(Records excerpted from a collection)
------------------------

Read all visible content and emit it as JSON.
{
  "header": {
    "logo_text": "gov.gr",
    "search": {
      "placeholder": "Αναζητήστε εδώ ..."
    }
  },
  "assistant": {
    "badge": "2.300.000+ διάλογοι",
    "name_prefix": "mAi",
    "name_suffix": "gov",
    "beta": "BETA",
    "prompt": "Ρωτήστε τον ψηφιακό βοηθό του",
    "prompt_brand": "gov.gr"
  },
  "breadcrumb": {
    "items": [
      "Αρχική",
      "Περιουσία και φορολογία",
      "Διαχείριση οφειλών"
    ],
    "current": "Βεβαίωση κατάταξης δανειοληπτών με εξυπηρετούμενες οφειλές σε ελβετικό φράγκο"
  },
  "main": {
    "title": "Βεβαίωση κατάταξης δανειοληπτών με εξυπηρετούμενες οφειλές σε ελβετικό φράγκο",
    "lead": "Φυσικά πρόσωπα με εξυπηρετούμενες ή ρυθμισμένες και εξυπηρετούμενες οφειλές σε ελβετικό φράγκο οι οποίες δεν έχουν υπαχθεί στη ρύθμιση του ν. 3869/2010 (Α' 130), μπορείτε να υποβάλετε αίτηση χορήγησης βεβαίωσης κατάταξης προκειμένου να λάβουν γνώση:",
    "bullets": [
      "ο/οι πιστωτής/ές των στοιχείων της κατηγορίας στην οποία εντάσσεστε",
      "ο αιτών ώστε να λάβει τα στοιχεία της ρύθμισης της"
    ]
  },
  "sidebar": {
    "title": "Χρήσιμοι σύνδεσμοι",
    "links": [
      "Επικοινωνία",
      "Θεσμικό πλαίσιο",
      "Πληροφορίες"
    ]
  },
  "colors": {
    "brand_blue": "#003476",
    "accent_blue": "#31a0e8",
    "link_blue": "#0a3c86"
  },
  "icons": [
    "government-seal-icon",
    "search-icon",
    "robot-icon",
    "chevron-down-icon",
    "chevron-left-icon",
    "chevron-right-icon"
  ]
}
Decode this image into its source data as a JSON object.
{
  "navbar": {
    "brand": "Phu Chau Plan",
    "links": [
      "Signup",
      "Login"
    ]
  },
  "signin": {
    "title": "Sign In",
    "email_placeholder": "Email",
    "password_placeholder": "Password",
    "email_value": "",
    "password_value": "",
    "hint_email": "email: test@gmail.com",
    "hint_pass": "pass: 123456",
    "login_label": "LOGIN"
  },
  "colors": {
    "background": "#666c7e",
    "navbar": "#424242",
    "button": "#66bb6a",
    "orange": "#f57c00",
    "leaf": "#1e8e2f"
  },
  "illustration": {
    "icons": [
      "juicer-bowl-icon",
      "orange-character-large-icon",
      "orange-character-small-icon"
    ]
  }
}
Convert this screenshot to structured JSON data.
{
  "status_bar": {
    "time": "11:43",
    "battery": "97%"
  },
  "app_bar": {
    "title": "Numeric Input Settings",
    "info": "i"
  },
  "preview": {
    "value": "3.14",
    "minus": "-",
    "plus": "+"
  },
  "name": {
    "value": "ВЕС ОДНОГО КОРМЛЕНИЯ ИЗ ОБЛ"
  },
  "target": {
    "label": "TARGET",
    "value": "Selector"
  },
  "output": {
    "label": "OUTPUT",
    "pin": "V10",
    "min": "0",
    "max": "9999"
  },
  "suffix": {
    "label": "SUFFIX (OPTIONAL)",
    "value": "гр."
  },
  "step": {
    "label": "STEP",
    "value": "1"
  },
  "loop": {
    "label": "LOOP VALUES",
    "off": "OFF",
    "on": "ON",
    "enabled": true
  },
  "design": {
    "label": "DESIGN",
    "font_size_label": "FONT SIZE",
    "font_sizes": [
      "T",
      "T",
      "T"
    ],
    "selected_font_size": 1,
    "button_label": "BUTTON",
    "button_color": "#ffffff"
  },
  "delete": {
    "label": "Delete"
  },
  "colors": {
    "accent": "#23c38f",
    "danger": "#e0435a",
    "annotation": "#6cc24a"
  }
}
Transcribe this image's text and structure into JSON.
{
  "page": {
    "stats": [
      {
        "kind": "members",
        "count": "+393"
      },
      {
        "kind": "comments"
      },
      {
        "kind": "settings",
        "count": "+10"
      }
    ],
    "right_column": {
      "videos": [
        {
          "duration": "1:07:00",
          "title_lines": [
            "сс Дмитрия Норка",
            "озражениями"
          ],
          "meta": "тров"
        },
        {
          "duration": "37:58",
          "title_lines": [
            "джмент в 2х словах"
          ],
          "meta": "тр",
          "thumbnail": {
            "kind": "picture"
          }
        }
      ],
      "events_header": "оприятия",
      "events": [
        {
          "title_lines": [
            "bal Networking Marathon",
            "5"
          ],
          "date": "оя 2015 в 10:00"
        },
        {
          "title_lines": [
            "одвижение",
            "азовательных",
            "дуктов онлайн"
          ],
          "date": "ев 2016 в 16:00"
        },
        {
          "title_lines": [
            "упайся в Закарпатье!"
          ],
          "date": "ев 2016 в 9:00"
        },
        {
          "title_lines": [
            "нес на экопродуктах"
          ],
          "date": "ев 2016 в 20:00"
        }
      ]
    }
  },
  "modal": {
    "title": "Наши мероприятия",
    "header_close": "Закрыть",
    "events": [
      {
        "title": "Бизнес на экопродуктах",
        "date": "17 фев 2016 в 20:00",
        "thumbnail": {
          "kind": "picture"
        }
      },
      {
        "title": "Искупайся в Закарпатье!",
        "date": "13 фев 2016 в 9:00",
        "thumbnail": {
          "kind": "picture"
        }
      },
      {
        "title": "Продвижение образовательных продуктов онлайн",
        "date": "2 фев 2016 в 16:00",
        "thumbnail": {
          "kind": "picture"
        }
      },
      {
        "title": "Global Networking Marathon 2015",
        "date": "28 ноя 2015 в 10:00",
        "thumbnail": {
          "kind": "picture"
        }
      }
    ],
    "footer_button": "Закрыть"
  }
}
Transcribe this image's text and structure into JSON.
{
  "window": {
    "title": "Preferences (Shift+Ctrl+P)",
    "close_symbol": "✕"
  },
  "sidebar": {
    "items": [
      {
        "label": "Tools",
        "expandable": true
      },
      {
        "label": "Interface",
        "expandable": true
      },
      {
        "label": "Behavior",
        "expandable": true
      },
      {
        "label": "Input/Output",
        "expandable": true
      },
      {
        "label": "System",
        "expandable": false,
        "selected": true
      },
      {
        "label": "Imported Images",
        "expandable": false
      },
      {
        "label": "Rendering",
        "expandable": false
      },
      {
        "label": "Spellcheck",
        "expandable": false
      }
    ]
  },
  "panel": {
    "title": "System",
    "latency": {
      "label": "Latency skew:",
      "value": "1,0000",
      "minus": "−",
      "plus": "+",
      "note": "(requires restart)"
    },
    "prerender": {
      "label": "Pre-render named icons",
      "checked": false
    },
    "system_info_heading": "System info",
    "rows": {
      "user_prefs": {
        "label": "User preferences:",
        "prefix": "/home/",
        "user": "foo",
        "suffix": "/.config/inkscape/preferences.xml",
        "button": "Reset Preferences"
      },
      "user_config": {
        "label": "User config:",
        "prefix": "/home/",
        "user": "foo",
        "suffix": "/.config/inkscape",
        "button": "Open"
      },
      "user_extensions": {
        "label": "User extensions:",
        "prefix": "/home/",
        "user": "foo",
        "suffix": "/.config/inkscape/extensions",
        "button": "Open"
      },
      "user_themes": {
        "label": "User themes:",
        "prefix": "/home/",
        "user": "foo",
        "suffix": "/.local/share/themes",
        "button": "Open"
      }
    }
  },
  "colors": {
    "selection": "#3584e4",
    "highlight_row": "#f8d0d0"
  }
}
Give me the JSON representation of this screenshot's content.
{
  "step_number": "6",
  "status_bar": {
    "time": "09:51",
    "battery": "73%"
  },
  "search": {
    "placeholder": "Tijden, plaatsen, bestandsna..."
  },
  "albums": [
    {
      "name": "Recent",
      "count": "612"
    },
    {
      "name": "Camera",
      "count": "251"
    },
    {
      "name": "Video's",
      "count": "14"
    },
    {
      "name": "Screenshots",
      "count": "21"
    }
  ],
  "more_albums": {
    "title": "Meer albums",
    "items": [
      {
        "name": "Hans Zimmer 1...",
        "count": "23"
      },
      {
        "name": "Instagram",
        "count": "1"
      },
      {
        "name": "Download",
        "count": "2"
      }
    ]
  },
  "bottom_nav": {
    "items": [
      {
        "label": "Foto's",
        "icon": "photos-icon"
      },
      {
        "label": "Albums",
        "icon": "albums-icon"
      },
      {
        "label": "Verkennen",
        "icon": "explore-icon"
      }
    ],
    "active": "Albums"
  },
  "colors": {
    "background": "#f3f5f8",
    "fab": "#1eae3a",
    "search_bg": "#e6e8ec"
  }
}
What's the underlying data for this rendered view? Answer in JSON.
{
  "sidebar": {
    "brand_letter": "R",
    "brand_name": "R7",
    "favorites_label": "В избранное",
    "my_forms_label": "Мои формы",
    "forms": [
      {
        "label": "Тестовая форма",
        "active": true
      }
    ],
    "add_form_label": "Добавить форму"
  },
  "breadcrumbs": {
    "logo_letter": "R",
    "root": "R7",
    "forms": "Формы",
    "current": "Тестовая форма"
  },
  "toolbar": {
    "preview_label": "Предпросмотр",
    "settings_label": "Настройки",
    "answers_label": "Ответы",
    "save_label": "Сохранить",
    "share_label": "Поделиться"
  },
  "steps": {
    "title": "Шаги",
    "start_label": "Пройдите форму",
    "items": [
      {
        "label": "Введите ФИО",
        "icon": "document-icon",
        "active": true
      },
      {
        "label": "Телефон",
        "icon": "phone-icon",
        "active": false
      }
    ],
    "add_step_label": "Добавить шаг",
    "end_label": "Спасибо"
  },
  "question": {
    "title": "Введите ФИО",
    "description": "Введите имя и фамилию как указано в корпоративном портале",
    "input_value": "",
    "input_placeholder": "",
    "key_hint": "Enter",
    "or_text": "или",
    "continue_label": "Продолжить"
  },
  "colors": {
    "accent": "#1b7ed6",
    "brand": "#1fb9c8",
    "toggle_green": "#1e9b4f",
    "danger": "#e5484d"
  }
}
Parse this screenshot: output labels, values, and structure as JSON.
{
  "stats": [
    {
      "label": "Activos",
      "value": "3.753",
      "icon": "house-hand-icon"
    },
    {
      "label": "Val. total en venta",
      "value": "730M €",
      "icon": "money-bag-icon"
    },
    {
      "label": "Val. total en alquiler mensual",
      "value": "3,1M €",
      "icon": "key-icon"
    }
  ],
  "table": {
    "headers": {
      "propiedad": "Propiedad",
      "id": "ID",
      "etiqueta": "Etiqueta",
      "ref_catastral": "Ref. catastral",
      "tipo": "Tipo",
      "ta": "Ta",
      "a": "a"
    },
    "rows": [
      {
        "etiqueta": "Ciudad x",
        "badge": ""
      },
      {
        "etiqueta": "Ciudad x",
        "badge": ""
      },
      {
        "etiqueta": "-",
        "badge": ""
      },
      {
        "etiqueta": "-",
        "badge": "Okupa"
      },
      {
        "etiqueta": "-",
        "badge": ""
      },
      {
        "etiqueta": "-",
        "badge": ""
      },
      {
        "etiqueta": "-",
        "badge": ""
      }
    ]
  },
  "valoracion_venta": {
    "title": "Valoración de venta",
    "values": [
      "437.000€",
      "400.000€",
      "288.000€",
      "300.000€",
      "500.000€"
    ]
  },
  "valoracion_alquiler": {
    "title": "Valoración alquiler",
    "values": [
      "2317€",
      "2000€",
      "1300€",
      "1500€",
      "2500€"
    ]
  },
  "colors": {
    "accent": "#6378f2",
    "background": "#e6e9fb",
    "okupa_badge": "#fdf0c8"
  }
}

------------------------

◆ **REQUIRED TASK**:
Reproduce precisely the span of lines that begins at the line containing "Parse this screenshot: output" and ends with the last line of the listing.

◆ **THE RESULT**:
Parse this screenshot: output labels, values, and structure as JSON.
{
  "stats": [
    {
      "label": "Activos",
      "value": "3.753",
      "icon": "house-hand-icon"
    },
    {
      "label": "Val. total en venta",
      "value": "730M €",
      "icon": "money-bag-icon"
    },
    {
      "label": "Val. total en alquiler mensual",
      "value": "3,1M €",
      "icon": "key-icon"
    }
  ],
  "table": {
    "headers": {
      "propiedad": "Propiedad",
      "id": "ID",
      "etiqueta": "Etiqueta",
      "ref_catastral": "Ref. catastral",
      "tipo": "Tipo",
      "ta": "Ta",
      "a": "a"
    },
    "rows": [
      {
        "etiqueta": "Ciudad x",
        "badge": ""
      },
      {
        "etiqueta": "Ciudad x",
        "badge": ""
      },
      {
        "etiqueta": "-",
        "badge": ""
      },
      {
        "etiqueta": "-",
        "badge": "Okupa"
      },
      {
        "etiqueta": "-",
        "badge": ""
      },
      {
        "etiqueta": "-",
        "badge": ""
      },
      {
        "etiqueta": "-",
        "badge": ""
      }
    ]
  },
  "valoracion_venta": {
    "title": "Valoración de venta",
    "values": [
      "437.000€",
      "400.000€",
      "288.000€",
      "300.000€",
      "500.000€"
    ]
  },
  "valoracion_alquiler": {
    "title": "Valoración alquiler",
    "values": [
      "2317€",
      "2000€",
      "1300€",
      "1500€",
      "2500€"
    ]
  },
  "colors": {
    "accent": "#6378f2",
    "background": "#e6e9fb",
    "okupa_badge": "#fdf0c8"
  }
}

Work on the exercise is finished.